## BEGIN

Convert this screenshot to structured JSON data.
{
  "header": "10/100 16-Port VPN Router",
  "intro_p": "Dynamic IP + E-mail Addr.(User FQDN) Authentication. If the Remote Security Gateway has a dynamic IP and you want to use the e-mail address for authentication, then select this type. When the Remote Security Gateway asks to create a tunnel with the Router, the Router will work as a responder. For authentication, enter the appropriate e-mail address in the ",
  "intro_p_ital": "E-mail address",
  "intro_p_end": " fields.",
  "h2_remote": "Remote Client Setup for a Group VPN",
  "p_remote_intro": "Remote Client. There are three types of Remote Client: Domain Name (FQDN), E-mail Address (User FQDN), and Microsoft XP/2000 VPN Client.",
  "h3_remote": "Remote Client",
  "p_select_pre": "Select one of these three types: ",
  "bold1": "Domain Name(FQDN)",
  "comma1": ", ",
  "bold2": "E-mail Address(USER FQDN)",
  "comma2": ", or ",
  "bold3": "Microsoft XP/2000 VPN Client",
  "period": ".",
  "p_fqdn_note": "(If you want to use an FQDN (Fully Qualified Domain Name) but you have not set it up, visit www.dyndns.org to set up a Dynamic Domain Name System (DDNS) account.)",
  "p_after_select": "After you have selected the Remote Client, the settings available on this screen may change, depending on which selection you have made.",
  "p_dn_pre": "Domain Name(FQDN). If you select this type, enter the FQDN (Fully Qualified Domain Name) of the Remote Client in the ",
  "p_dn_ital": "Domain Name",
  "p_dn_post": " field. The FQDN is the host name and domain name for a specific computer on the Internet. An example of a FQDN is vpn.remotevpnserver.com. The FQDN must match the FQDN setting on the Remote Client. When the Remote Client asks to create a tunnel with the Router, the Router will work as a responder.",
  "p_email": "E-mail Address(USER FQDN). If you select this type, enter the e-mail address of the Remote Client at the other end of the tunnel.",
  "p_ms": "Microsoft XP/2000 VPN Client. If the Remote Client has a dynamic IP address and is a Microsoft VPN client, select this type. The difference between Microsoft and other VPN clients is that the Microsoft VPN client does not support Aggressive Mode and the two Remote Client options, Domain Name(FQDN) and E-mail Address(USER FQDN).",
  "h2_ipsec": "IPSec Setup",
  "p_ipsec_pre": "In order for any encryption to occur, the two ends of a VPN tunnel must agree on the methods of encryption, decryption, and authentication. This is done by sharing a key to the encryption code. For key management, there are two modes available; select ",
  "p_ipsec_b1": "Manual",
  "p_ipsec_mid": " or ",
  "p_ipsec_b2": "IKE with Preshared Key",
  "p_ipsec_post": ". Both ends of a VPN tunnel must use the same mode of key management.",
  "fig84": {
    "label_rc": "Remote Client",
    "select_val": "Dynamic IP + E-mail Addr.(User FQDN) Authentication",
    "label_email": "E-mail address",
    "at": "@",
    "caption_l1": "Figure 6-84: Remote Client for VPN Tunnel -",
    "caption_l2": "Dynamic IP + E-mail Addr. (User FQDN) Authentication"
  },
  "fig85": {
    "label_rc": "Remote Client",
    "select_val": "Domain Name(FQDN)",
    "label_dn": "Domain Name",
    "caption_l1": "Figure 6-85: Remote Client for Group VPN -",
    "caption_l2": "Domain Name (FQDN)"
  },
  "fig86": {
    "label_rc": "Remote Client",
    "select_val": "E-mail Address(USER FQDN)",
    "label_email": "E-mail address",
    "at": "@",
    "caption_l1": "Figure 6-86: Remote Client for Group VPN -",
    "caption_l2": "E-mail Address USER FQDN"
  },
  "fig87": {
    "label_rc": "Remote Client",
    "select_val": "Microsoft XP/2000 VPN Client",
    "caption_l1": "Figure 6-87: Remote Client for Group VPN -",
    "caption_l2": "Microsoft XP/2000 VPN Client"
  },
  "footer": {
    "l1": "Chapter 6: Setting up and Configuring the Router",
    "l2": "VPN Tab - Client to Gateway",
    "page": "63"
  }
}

## END

◆ Aim of the task: All of the material must be reproduced exactly.

◆ Correct response:
Convert this screenshot to structured JSON data.
{
  "header": "10/100 16-Port VPN Router",
  "intro_p": "Dynamic IP + E-mail Addr.(User FQDN) Authentication. If the Remote Security Gateway has a dynamic IP and you want to use the e-mail address for authentication, then select this type. When the Remote Security Gateway asks to create a tunnel with the Router, the Router will work as a responder. For authentication, enter the appropriate e-mail address in the ",
  "intro_p_ital": "E-mail address",
  "intro_p_end": " fields.",
  "h2_remote": "Remote Client Setup for a Group VPN",
  "p_remote_intro": "Remote Client. There are three types of Remote Client: Domain Name (FQDN), E-mail Address (User FQDN), and Microsoft XP/2000 VPN Client.",
  "h3_remote": "Remote Client",
  "p_select_pre": "Select one of these three types: ",
  "bold1": "Domain Name(FQDN)",
  "comma1": ", ",
  "bold2": "E-mail Address(USER FQDN)",
  "comma2": ", or ",
  "bold3": "Microsoft XP/2000 VPN Client",
  "period": ".",
  "p_fqdn_note": "(If you want to use an FQDN (Fully Qualified Domain Name) but you have not set it up, visit www.dyndns.org to set up a Dynamic Domain Name System (DDNS) account.)",
  "p_after_select": "After you have selected the Remote Client, the settings available on this screen may change, depending on which selection you have made.",
  "p_dn_pre": "Domain Name(FQDN). If you select this type, enter the FQDN (Fully Qualified Domain Name) of the Remote Client in the ",
  "p_dn_ital": "Domain Name",
  "p_dn_post": " field. The FQDN is the host name and domain name for a specific computer on the Internet. An example of a FQDN is vpn.remotevpnserver.com. The FQDN must match the FQDN setting on the Remote Client. When the Remote Client asks to create a tunnel with the Router, the Router will work as a responder.",
  "p_email": "E-mail Address(USER FQDN). If you select this type, enter the e-mail address of the Remote Client at the other end of the tunnel.",
  "p_ms": "Microsoft XP/2000 VPN Client. If the Remote Client has a dynamic IP address and is a Microsoft VPN client, select this type. The difference between Microsoft and other VPN clients is that the Microsoft VPN client does not support Aggressive Mode and the two Remote Client options, Domain Name(FQDN) and E-mail Address(USER FQDN).",
  "h2_ipsec": "IPSec Setup",
  "p_ipsec_pre": "In order for any encryption to occur, the two ends of a VPN tunnel must agree on the methods of encryption, decryption, and authentication. This is done by sharing a key to the encryption code. For key management, there are two modes available; select ",
  "p_ipsec_b1": "Manual",
  "p_ipsec_mid": " or ",
  "p_ipsec_b2": "IKE with Preshared Key",
  "p_ipsec_post": ". Both ends of a VPN tunnel must use the same mode of key management.",
  "fig84": {
    "label_rc": "Remote Client",
    "select_val": "Dynamic IP + E-mail Addr.(User FQDN) Authentication",
    "label_email": "E-mail address",
    "at": "@",
    "caption_l1": "Figure 6-84: Remote Client for VPN Tunnel -",
    "caption_l2": "Dynamic IP + E-mail Addr. (User FQDN) Authentication"
  },
  "fig85": {
    "label_rc": "Remote Client",
    "select_val": "Domain Name(FQDN)",
    "label_dn": "Domain Name",
    "caption_l1": "Figure 6-85: Remote Client for Group VPN -",
    "caption_l2": "Domain Name (FQDN)"
  },
  "fig86": {
    "label_rc": "Remote Client",
    "select_val": "E-mail Address(USER FQDN)",
    "label_email": "E-mail address",
    "at": "@",
    "caption_l1": "Figure 6-86: Remote Client for Group VPN -",
    "caption_l2": "E-mail Address USER FQDN"
  },
  "fig87": {
    "label_rc": "Remote Client",
    "select_val": "Microsoft XP/2000 VPN Client",
    "caption_l1": "Figure 6-87: Remote Client for Group VPN -",
    "caption_l2": "Microsoft XP/2000 VPN Client"
  },
  "footer": {
    "l1": "Chapter 6: Setting up and Configuring the Router",
    "l2": "VPN Tab - Client to Gateway",
    "page": "63"
  }
}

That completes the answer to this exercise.